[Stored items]
☆ ☆ ☆ ☆ ☆ ☆ ☆
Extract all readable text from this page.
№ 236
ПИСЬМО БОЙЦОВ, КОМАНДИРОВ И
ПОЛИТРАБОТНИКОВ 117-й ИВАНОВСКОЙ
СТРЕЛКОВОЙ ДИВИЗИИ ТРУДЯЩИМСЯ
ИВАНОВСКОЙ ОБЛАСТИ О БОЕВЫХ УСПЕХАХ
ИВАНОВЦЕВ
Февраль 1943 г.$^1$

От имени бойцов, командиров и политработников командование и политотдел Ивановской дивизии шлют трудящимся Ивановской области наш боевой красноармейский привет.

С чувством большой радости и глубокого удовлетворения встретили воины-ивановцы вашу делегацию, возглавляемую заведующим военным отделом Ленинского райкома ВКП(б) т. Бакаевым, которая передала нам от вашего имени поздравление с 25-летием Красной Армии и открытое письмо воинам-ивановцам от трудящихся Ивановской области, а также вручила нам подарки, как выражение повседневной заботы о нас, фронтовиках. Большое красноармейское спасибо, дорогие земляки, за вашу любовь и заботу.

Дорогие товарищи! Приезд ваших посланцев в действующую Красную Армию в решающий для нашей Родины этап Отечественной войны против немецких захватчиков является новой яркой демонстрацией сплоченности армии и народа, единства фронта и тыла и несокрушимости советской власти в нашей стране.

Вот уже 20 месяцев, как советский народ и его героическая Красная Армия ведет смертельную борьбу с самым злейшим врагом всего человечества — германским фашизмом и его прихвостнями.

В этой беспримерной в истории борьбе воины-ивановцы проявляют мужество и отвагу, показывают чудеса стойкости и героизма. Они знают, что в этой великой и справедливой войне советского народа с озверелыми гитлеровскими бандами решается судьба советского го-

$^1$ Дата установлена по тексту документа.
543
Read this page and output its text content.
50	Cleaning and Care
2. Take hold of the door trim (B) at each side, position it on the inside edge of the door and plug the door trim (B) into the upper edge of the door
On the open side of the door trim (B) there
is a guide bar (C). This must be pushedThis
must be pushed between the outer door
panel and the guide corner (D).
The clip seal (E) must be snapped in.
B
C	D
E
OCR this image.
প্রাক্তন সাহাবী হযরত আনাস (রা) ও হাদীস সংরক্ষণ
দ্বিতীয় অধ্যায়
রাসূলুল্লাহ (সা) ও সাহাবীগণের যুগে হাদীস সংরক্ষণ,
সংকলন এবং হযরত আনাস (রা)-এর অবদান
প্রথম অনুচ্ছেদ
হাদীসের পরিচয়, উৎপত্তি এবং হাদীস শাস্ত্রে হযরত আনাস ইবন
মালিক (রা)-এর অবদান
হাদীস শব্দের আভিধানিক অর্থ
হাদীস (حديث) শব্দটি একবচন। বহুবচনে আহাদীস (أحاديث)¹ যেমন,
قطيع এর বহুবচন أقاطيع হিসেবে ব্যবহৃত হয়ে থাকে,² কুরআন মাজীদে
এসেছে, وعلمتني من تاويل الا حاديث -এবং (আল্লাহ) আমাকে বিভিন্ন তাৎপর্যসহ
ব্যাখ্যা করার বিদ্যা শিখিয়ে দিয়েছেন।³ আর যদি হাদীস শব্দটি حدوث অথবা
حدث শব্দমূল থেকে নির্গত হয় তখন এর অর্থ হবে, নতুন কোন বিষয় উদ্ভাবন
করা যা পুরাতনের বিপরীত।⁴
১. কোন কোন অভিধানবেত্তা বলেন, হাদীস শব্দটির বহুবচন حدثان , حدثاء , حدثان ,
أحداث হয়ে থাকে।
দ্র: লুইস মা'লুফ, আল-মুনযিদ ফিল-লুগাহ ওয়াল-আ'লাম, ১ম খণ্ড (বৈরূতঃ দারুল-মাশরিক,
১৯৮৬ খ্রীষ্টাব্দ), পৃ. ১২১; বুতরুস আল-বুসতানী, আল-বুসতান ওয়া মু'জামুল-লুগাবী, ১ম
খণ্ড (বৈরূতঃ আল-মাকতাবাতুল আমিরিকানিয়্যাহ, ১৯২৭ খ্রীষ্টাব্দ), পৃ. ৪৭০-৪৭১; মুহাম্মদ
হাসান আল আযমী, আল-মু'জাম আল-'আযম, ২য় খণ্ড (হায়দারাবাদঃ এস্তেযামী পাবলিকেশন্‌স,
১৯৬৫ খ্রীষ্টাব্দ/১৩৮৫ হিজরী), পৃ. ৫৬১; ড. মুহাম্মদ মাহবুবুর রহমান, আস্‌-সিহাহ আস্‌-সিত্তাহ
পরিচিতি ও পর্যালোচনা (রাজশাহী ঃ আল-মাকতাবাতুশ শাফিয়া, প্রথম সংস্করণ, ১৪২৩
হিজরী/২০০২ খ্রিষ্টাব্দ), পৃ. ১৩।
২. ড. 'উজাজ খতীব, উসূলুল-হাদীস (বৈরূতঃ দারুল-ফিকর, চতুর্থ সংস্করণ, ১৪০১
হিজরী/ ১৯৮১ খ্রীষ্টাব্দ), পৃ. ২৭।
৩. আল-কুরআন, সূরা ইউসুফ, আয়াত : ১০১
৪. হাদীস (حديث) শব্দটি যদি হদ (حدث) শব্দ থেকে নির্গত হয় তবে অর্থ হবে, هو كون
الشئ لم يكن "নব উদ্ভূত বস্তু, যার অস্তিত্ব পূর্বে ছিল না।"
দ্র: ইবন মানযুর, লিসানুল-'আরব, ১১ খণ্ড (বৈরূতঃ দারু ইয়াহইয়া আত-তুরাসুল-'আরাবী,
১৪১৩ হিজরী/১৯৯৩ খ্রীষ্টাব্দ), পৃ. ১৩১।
☆ ☆ ☆ ☆ ☆ ☆ ☆
CHALLENGE → Take the entries above and copy them out exactly.

WRITTEN RESPONSE →
Extract all readable text from this page.
№ 236
ПИСЬМО БОЙЦОВ, КОМАНДИРОВ И
ПОЛИТРАБОТНИКОВ 117-й ИВАНОВСКОЙ
СТРЕЛКОВОЙ ДИВИЗИИ ТРУДЯЩИМСЯ
ИВАНОВСКОЙ ОБЛАСТИ О БОЕВЫХ УСПЕХАХ
ИВАНОВЦЕВ
Февраль 1943 г.$^1$

От имени бойцов, командиров и политработников командование и политотдел Ивановской дивизии шлют трудящимся Ивановской области наш боевой красноармейский привет.

С чувством большой радости и глубокого удовлетворения встретили воины-ивановцы вашу делегацию, возглавляемую заведующим военным отделом Ленинского райкома ВКП(б) т. Бакаевым, которая передала нам от вашего имени поздравление с 25-летием Красной Армии и открытое письмо воинам-ивановцам от трудящихся Ивановской области, а также вручила нам подарки, как выражение повседневной заботы о нас, фронтовиках. Большое красноармейское спасибо, дорогие земляки, за вашу любовь и заботу.

Дорогие товарищи! Приезд ваших посланцев в действующую Красную Армию в решающий для нашей Родины этап Отечественной войны против немецких захватчиков является новой яркой демонстрацией сплоченности армии и народа, единства фронта и тыла и несокрушимости советской власти в нашей стране.

Вот уже 20 месяцев, как советский народ и его героическая Красная Армия ведет смертельную борьбу с самым злейшим врагом всего человечества — германским фашизмом и его прихвостнями.

В этой беспримерной в истории борьбе воины-ивановцы проявляют мужество и отвагу, показывают чудеса стойкости и героизма. Они знают, что в этой великой и справедливой войне советского народа с озверелыми гитлеровскими бандами решается судьба советского го-

$^1$ Дата установлена по тексту документа.
543
Read this page and output its text content.
50	Cleaning and Care
2. Take hold of the door trim (B) at each side, position it on the inside edge of the door and plug the door trim (B) into the upper edge of the door
On the open side of the door trim (B) there
is a guide bar (C). This must be pushedThis
must be pushed between the outer door
panel and the guide corner (D).
The clip seal (E) must be snapped in.
B
C	D
E
OCR this image.
প্রাক্তন সাহাবী হযরত আনাস (রা) ও হাদীস সংরক্ষণ
দ্বিতীয় অধ্যায়
রাসূলুল্লাহ (সা) ও সাহাবীগণের যুগে হাদীস সংরক্ষণ,
সংকলন এবং হযরত আনাস (রা)-এর অবদান
প্রথম অনুচ্ছেদ
হাদীসের পরিচয়, উৎপত্তি এবং হাদীস শাস্ত্রে হযরত আনাস ইবন
মালিক (রা)-এর অবদান
হাদীস শব্দের আভিধানিক অর্থ
হাদীস (حديث) শব্দটি একবচন। বহুবচনে আহাদীস (أحاديث)¹ যেমন,
قطيع এর বহুবচন أقاطيع হিসেবে ব্যবহৃত হয়ে থাকে,² কুরআন মাজীদে
এসেছে, وعلمتني من تاويل الا حاديث -এবং (আল্লাহ) আমাকে বিভিন্ন তাৎপর্যসহ
ব্যাখ্যা করার বিদ্যা শিখিয়ে দিয়েছেন।³ আর যদি হাদীস শব্দটি حدوث অথবা
حدث শব্দমূল থেকে নির্গত হয় তখন এর অর্থ হবে, নতুন কোন বিষয় উদ্ভাবন
করা যা পুরাতনের বিপরীত।⁴
১. কোন কোন অভিধানবেত্তা বলেন, হাদীস শব্দটির বহুবচন حدثان , حدثاء , حدثان ,
أحداث হয়ে থাকে।
দ্র: লুইস মা'লুফ, আল-মুনযিদ ফিল-লুগাহ ওয়াল-আ'লাম, ১ম খণ্ড (বৈরূতঃ দারুল-মাশরিক,
১৯৮৬ খ্রীষ্টাব্দ), পৃ. ১২১; বুতরুস আল-বুসতানী, আল-বুসতান ওয়া মু'জামুল-লুগাবী, ১ম
খণ্ড (বৈরূতঃ আল-মাকতাবাতুল আমিরিকানিয়্যাহ, ১৯২৭ খ্রীষ্টাব্দ), পৃ. ৪৭০-৪৭১; মুহাম্মদ
হাসান আল আযমী, আল-মু'জাম আল-'আযম, ২য় খণ্ড (হায়দারাবাদঃ এস্তেযামী পাবলিকেশন্‌স,
১৯৬৫ খ্রীষ্টাব্দ/১৩৮৫ হিজরী), পৃ. ৫৬১; ড. মুহাম্মদ মাহবুবুর রহমান, আস্‌-সিহাহ আস্‌-সিত্তাহ
পরিচিতি ও পর্যালোচনা (রাজশাহী ঃ আল-মাকতাবাতুশ শাফিয়া, প্রথম সংস্করণ, ১৪২৩
হিজরী/২০০২ খ্রিষ্টাব্দ), পৃ. ১৩।
২. ড. 'উজাজ খতীব, উসূলুল-হাদীস (বৈরূতঃ দারুল-ফিকর, চতুর্থ সংস্করণ, ১৪০১
হিজরী/ ১৯৮১ খ্রীষ্টাব্দ), পৃ. ২৭।
৩. আল-কুরআন, সূরা ইউসুফ, আয়াত : ১০১
৪. হাদীস (حديث) শব্দটি যদি হদ (حدث) শব্দ থেকে নির্গত হয় তবে অর্থ হবে, هو كون
الشئ لم يكن "নব উদ্ভূত বস্তু, যার অস্তিত্ব পূর্বে ছিল না।"
দ্র: ইবন মানযুর, লিসানুল-'আরব, ১১ খণ্ড (বৈরূতঃ দারু ইয়াহইয়া আত-তুরাসুল-'আরাবী,
১৪১৩ হিজরী/১৯৯৩ খ্রীষ্টাব্দ), পৃ. ১৩১।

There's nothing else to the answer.